Exercise inputs:

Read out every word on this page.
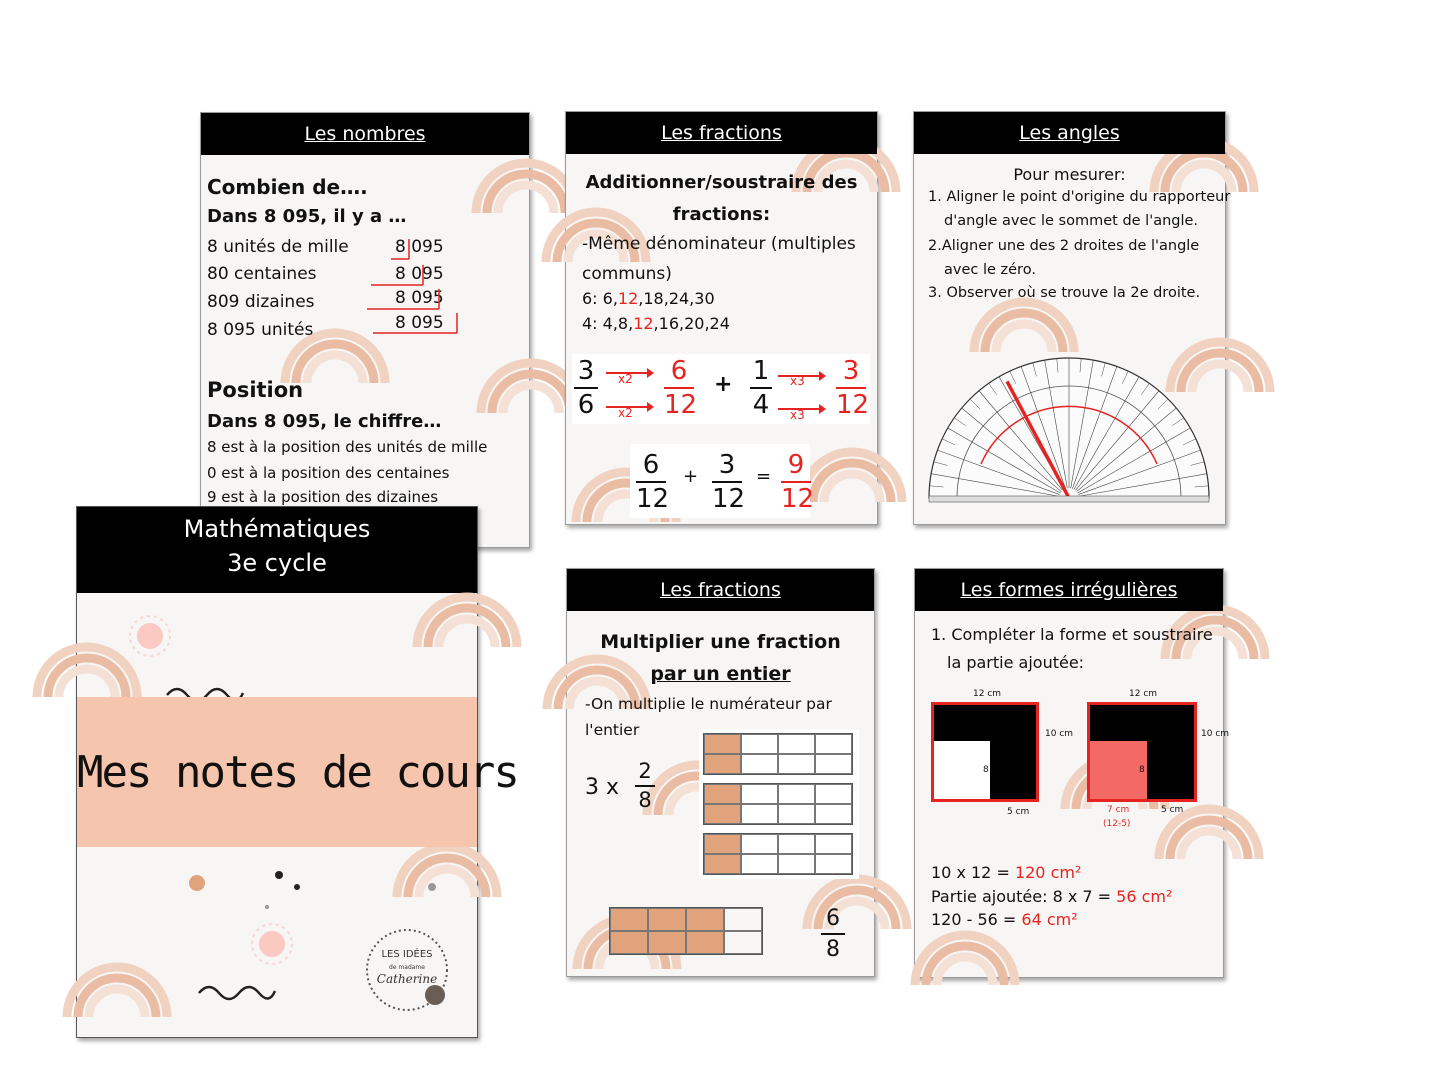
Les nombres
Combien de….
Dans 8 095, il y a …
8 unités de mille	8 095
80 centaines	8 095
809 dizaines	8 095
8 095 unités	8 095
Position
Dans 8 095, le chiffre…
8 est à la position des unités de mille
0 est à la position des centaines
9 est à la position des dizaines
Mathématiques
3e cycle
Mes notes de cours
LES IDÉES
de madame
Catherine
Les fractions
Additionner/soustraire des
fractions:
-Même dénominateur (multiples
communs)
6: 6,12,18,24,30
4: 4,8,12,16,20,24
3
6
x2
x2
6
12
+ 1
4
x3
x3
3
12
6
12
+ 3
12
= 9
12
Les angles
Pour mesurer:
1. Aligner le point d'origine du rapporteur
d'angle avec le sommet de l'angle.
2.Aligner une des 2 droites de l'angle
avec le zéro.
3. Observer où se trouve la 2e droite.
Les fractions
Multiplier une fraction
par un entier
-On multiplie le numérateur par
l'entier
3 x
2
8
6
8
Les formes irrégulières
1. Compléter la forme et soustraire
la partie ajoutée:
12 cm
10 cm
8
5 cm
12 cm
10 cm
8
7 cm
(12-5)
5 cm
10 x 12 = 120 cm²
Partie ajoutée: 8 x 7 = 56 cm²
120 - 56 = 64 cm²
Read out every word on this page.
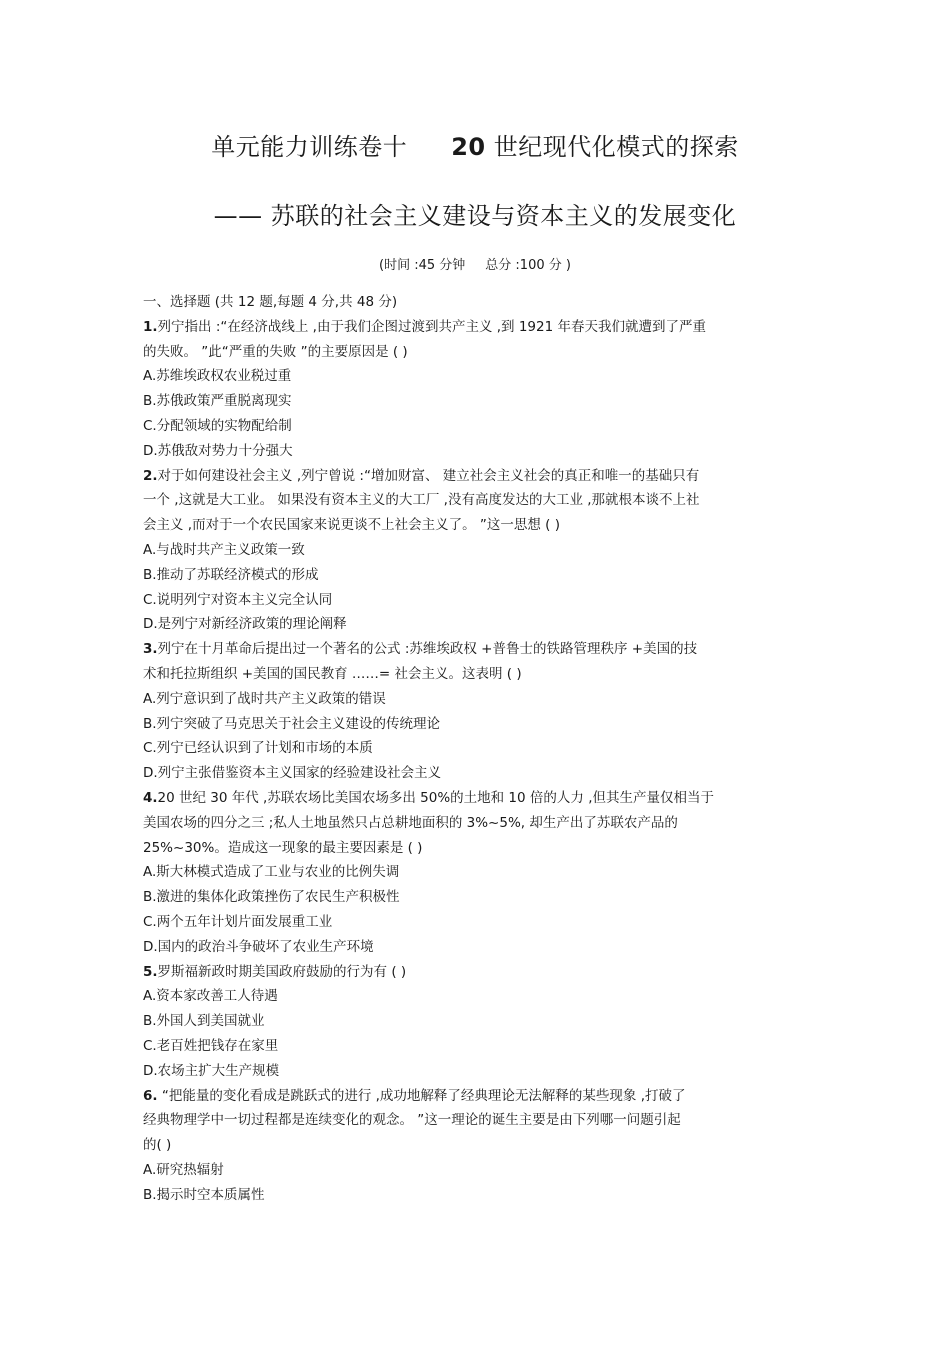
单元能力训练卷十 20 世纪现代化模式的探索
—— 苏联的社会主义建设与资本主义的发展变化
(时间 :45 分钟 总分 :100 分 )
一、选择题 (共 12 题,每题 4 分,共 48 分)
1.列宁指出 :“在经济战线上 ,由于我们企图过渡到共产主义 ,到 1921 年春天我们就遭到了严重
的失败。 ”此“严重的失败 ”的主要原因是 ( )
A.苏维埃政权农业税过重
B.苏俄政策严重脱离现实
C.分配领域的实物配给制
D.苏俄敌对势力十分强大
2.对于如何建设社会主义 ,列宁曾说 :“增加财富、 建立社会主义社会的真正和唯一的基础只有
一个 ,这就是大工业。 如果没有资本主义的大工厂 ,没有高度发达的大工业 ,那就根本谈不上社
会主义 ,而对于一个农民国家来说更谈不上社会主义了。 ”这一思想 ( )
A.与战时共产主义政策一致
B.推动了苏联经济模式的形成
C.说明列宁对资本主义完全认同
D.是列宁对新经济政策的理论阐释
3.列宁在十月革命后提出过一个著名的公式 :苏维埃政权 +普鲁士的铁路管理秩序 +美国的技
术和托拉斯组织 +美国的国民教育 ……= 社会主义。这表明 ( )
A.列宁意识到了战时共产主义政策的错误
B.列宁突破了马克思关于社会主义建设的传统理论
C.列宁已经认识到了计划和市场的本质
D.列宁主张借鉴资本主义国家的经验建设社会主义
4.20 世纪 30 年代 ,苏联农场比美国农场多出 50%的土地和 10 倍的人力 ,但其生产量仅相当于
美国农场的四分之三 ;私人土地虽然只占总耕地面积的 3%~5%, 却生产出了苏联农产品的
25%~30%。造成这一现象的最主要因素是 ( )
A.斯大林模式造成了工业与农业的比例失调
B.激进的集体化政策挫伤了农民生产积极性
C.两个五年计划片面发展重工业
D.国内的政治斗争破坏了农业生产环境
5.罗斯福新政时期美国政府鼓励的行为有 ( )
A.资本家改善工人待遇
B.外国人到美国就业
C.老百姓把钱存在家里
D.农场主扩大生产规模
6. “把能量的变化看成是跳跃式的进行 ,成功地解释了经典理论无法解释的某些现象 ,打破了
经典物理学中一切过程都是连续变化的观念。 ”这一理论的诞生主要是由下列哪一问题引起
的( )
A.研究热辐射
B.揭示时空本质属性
==
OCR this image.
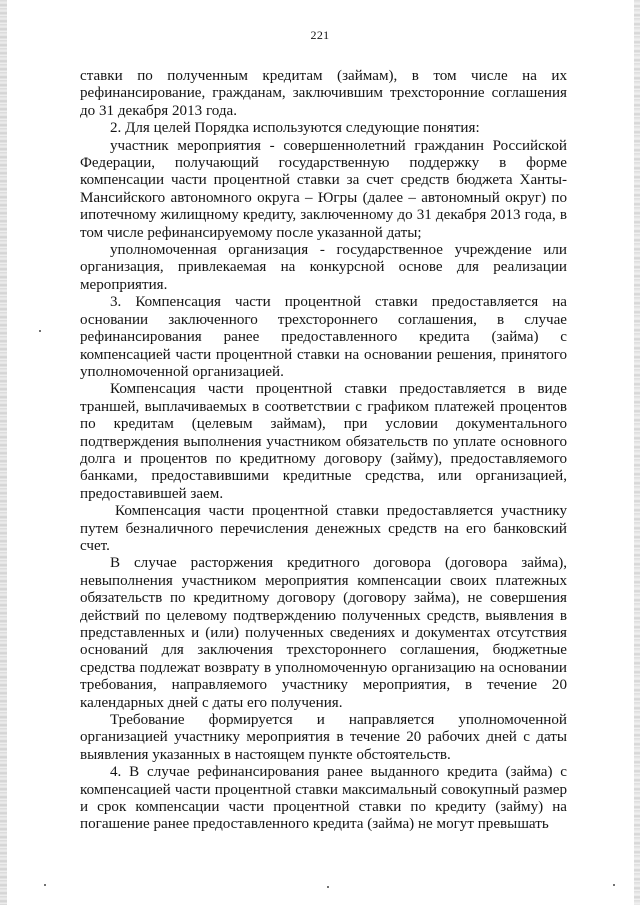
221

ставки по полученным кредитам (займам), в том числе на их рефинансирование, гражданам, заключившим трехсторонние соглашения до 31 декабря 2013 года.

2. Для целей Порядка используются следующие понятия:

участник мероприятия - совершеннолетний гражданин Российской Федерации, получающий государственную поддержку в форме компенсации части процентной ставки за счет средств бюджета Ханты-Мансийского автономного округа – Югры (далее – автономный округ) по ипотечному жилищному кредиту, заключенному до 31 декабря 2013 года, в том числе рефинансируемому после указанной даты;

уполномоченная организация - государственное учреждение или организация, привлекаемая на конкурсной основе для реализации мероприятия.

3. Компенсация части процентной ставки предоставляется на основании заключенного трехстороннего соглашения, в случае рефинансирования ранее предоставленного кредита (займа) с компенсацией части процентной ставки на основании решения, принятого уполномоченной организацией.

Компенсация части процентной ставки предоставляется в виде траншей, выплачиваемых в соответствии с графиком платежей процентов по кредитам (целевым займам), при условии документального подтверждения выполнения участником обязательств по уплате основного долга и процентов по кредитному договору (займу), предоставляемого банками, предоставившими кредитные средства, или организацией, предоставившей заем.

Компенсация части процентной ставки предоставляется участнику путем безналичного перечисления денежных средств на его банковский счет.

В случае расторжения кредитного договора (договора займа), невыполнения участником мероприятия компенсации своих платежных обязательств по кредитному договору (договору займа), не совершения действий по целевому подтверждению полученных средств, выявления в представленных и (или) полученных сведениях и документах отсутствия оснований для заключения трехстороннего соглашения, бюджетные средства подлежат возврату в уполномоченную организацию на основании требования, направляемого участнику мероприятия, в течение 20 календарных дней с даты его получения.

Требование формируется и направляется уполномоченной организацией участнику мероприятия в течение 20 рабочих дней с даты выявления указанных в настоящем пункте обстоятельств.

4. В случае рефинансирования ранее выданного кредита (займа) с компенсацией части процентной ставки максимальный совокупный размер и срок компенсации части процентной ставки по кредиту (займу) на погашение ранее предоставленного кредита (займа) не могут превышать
* * *
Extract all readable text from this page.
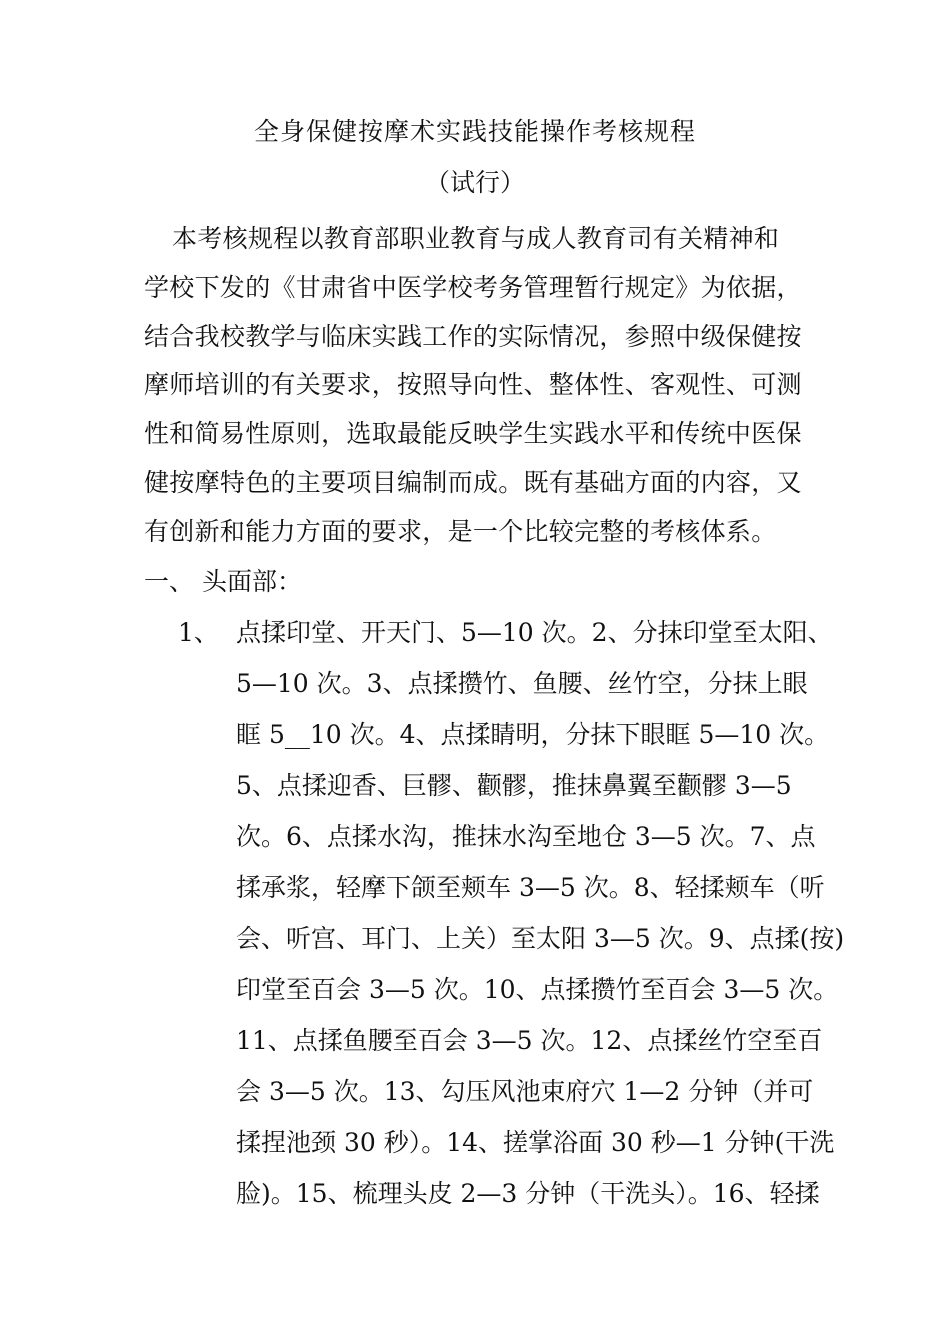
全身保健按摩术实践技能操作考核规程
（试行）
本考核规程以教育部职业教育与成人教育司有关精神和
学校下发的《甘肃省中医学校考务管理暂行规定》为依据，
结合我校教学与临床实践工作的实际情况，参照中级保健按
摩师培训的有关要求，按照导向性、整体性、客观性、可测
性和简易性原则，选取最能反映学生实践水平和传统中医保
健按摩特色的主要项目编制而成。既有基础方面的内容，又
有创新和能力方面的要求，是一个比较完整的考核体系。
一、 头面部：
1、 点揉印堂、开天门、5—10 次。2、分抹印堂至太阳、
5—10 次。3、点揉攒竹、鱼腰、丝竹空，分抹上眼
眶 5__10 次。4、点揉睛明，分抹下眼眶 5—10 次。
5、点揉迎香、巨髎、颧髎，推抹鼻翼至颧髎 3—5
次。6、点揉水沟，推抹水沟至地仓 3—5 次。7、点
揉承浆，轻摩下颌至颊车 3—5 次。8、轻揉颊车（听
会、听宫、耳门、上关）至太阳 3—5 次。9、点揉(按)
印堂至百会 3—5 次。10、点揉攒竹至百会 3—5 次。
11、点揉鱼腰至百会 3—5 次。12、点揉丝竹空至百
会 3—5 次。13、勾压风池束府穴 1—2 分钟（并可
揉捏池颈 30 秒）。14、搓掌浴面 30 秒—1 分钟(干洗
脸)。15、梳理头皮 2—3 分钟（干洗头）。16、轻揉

Challenge:
List all lines above in which the string "dizaines" appears.

Result:
809 dizaines	8 095
9 est à la position des dizaines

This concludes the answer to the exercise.